Work to complete: Without the images, print all the entries below exactly as given.

Structured figure records:
## start

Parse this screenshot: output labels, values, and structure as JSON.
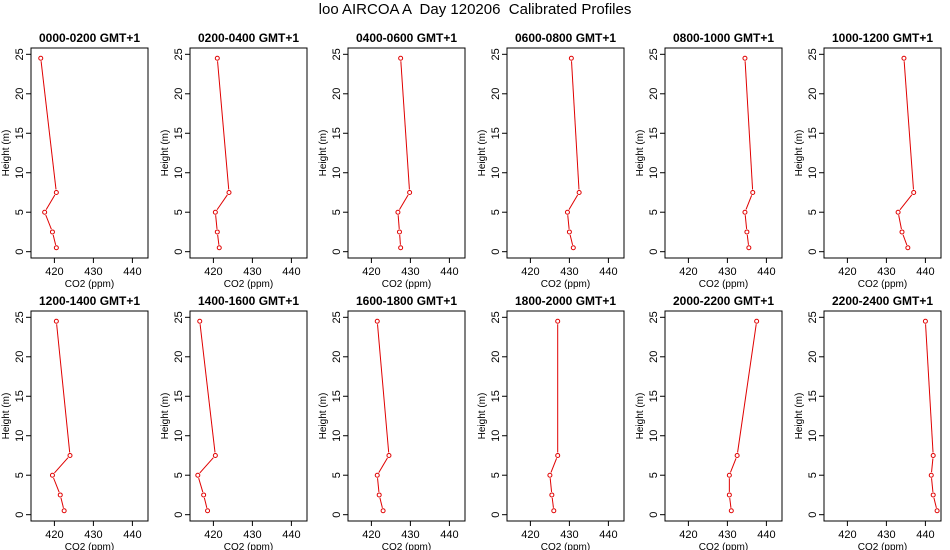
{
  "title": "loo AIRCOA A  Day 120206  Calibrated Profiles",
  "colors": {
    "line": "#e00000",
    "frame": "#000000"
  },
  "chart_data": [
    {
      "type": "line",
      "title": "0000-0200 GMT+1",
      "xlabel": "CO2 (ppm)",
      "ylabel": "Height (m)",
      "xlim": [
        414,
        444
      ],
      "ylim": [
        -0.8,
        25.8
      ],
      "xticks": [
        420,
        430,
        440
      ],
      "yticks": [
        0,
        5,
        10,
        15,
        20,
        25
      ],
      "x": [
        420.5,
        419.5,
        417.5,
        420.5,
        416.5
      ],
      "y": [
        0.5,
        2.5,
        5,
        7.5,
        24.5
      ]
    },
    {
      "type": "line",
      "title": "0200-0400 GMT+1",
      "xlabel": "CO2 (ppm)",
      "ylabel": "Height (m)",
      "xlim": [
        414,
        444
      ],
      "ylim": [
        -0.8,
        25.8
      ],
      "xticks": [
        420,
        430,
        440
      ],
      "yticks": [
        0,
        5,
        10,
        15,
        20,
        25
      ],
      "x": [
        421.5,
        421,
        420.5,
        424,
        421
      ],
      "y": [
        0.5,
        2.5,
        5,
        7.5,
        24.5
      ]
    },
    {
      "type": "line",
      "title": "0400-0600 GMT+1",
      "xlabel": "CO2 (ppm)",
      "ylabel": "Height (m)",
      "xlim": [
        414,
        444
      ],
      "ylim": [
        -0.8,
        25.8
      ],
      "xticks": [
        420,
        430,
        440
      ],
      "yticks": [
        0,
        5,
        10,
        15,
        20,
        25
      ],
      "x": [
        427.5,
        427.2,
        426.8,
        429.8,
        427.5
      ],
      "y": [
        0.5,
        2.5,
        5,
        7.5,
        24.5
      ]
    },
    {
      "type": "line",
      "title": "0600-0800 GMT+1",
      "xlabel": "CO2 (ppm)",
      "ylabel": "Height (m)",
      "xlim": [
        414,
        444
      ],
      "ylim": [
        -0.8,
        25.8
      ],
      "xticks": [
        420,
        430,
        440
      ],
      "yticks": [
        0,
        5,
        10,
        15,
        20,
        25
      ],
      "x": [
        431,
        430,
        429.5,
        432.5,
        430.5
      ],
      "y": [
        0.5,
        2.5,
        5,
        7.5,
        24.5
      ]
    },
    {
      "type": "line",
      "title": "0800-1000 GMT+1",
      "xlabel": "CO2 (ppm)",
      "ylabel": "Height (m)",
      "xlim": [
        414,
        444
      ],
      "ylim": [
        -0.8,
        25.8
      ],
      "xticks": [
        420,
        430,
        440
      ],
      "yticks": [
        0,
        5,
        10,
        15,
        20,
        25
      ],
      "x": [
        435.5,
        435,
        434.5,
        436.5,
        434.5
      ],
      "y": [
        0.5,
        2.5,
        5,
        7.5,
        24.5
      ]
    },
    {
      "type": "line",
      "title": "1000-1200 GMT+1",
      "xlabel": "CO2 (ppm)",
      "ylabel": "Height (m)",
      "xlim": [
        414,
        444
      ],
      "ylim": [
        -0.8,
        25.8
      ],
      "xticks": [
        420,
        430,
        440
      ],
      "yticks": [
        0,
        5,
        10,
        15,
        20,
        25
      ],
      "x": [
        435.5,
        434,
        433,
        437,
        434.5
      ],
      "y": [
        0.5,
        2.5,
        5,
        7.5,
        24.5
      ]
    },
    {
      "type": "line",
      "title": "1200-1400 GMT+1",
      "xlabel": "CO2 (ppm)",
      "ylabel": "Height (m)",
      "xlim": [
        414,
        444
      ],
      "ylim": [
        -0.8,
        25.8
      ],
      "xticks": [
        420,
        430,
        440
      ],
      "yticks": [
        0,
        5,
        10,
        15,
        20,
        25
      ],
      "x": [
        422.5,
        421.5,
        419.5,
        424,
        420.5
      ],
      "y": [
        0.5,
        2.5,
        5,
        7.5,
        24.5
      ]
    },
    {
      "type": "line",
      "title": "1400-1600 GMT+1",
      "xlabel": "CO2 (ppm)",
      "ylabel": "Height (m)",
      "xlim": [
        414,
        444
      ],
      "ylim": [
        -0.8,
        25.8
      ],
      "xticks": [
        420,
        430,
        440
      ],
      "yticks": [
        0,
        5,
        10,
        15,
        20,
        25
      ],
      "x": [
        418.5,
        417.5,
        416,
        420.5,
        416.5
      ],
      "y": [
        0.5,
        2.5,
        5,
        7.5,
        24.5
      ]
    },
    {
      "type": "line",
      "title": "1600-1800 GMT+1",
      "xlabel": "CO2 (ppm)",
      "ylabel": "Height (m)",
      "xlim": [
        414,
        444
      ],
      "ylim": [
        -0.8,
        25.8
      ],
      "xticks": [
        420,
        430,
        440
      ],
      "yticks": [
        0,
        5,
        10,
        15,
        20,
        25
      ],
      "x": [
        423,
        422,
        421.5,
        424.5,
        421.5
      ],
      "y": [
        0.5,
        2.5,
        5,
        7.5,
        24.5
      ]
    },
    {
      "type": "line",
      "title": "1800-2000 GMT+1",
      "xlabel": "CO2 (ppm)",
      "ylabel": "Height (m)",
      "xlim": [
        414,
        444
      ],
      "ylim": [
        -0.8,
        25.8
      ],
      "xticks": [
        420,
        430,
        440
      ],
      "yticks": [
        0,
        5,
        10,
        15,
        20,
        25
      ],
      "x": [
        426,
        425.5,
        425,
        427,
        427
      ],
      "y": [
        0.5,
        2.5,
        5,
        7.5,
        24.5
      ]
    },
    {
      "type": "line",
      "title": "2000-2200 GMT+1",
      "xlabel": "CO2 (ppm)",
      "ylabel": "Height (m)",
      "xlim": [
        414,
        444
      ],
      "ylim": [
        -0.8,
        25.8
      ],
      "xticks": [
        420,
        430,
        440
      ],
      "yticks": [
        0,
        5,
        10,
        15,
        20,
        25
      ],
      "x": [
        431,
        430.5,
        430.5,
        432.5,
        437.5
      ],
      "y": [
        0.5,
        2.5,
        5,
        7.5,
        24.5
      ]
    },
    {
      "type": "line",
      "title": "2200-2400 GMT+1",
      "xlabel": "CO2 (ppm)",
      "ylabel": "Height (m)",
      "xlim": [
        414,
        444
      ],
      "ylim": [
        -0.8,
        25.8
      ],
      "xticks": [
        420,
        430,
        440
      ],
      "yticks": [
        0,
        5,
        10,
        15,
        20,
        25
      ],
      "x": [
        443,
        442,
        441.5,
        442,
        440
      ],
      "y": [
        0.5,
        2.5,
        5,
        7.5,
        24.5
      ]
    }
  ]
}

## end

Solution to this task:
Parse this screenshot: output labels, values, and structure as JSON.
{
  "title": "loo AIRCOA A  Day 120206  Calibrated Profiles",
  "colors": {
    "line": "#e00000",
    "frame": "#000000"
  },
  "chart_data": [
    {
      "type": "line",
      "title": "0000-0200 GMT+1",
      "xlabel": "CO2 (ppm)",
      "ylabel": "Height (m)",
      "xlim": [
        414,
        444
      ],
      "ylim": [
        -0.8,
        25.8
      ],
      "xticks": [
        420,
        430,
        440
      ],
      "yticks": [
        0,
        5,
        10,
        15,
        20,
        25
      ],
      "x": [
        420.5,
        419.5,
        417.5,
        420.5,
        416.5
      ],
      "y": [
        0.5,
        2.5,
        5,
        7.5,
        24.5
      ]
    },
    {
      "type": "line",
      "title": "0200-0400 GMT+1",
      "xlabel": "CO2 (ppm)",
      "ylabel": "Height (m)",
      "xlim": [
        414,
        444
      ],
      "ylim": [
        -0.8,
        25.8
      ],
      "xticks": [
        420,
        430,
        440
      ],
      "yticks": [
        0,
        5,
        10,
        15,
        20,
        25
      ],
      "x": [
        421.5,
        421,
        420.5,
        424,
        421
      ],
      "y": [
        0.5,
        2.5,
        5,
        7.5,
        24.5
      ]
    },
    {
      "type": "line",
      "title": "0400-0600 GMT+1",
      "xlabel": "CO2 (ppm)",
      "ylabel": "Height (m)",
      "xlim": [
        414,
        444
      ],
      "ylim": [
        -0.8,
        25.8
      ],
      "xticks": [
        420,
        430,
        440
      ],
      "yticks": [
        0,
        5,
        10,
        15,
        20,
        25
      ],
      "x": [
        427.5,
        427.2,
        426.8,
        429.8,
        427.5
      ],
      "y": [
        0.5,
        2.5,
        5,
        7.5,
        24.5
      ]
    },
    {
      "type": "line",
      "title": "0600-0800 GMT+1",
      "xlabel": "CO2 (ppm)",
      "ylabel": "Height (m)",
      "xlim": [
        414,
        444
      ],
      "ylim": [
        -0.8,
        25.8
      ],
      "xticks": [
        420,
        430,
        440
      ],
      "yticks": [
        0,
        5,
        10,
        15,
        20,
        25
      ],
      "x": [
        431,
        430,
        429.5,
        432.5,
        430.5
      ],
      "y": [
        0.5,
        2.5,
        5,
        7.5,
        24.5
      ]
    },
    {
      "type": "line",
      "title": "0800-1000 GMT+1",
      "xlabel": "CO2 (ppm)",
      "ylabel": "Height (m)",
      "xlim": [
        414,
        444
      ],
      "ylim": [
        -0.8,
        25.8
      ],
      "xticks": [
        420,
        430,
        440
      ],
      "yticks": [
        0,
        5,
        10,
        15,
        20,
        25
      ],
      "x": [
        435.5,
        435,
        434.5,
        436.5,
        434.5
      ],
      "y": [
        0.5,
        2.5,
        5,
        7.5,
        24.5
      ]
    },
    {
      "type": "line",
      "title": "1000-1200 GMT+1",
      "xlabel": "CO2 (ppm)",
      "ylabel": "Height (m)",
      "xlim": [
        414,
        444
      ],
      "ylim": [
        -0.8,
        25.8
      ],
      "xticks": [
        420,
        430,
        440
      ],
      "yticks": [
        0,
        5,
        10,
        15,
        20,
        25
      ],
      "x": [
        435.5,
        434,
        433,
        437,
        434.5
      ],
      "y": [
        0.5,
        2.5,
        5,
        7.5,
        24.5
      ]
    },
    {
      "type": "line",
      "title": "1200-1400 GMT+1",
      "xlabel": "CO2 (ppm)",
      "ylabel": "Height (m)",
      "xlim": [
        414,
        444
      ],
      "ylim": [
        -0.8,
        25.8
      ],
      "xticks": [
        420,
        430,
        440
      ],
      "yticks": [
        0,
        5,
        10,
        15,
        20,
        25
      ],
      "x": [
        422.5,
        421.5,
        419.5,
        424,
        420.5
      ],
      "y": [
        0.5,
        2.5,
        5,
        7.5,
        24.5
      ]
    },
    {
      "type": "line",
      "title": "1400-1600 GMT+1",
      "xlabel": "CO2 (ppm)",
      "ylabel": "Height (m)",
      "xlim": [
        414,
        444
      ],
      "ylim": [
        -0.8,
        25.8
      ],
      "xticks": [
        420,
        430,
        440
      ],
      "yticks": [
        0,
        5,
        10,
        15,
        20,
        25
      ],
      "x": [
        418.5,
        417.5,
        416,
        420.5,
        416.5
      ],
      "y": [
        0.5,
        2.5,
        5,
        7.5,
        24.5
      ]
    },
    {
      "type": "line",
      "title": "1600-1800 GMT+1",
      "xlabel": "CO2 (ppm)",
      "ylabel": "Height (m)",
      "xlim": [
        414,
        444
      ],
      "ylim": [
        -0.8,
        25.8
      ],
      "xticks": [
        420,
        430,
        440
      ],
      "yticks": [
        0,
        5,
        10,
        15,
        20,
        25
      ],
      "x": [
        423,
        422,
        421.5,
        424.5,
        421.5
      ],
      "y": [
        0.5,
        2.5,
        5,
        7.5,
        24.5
      ]
    },
    {
      "type": "line",
      "title": "1800-2000 GMT+1",
      "xlabel": "CO2 (ppm)",
      "ylabel": "Height (m)",
      "xlim": [
        414,
        444
      ],
      "ylim": [
        -0.8,
        25.8
      ],
      "xticks": [
        420,
        430,
        440
      ],
      "yticks": [
        0,
        5,
        10,
        15,
        20,
        25
      ],
      "x": [
        426,
        425.5,
        425,
        427,
        427
      ],
      "y": [
        0.5,
        2.5,
        5,
        7.5,
        24.5
      ]
    },
    {
      "type": "line",
      "title": "2000-2200 GMT+1",
      "xlabel": "CO2 (ppm)",
      "ylabel": "Height (m)",
      "xlim": [
        414,
        444
      ],
      "ylim": [
        -0.8,
        25.8
      ],
      "xticks": [
        420,
        430,
        440
      ],
      "yticks": [
        0,
        5,
        10,
        15,
        20,
        25
      ],
      "x": [
        431,
        430.5,
        430.5,
        432.5,
        437.5
      ],
      "y": [
        0.5,
        2.5,
        5,
        7.5,
        24.5
      ]
    },
    {
      "type": "line",
      "title": "2200-2400 GMT+1",
      "xlabel": "CO2 (ppm)",
      "ylabel": "Height (m)",
      "xlim": [
        414,
        444
      ],
      "ylim": [
        -0.8,
        25.8
      ],
      "xticks": [
        420,
        430,
        440
      ],
      "yticks": [
        0,
        5,
        10,
        15,
        20,
        25
      ],
      "x": [
        443,
        442,
        441.5,
        442,
        440
      ],
      "y": [
        0.5,
        2.5,
        5,
        7.5,
        24.5
      ]
    }
  ]
}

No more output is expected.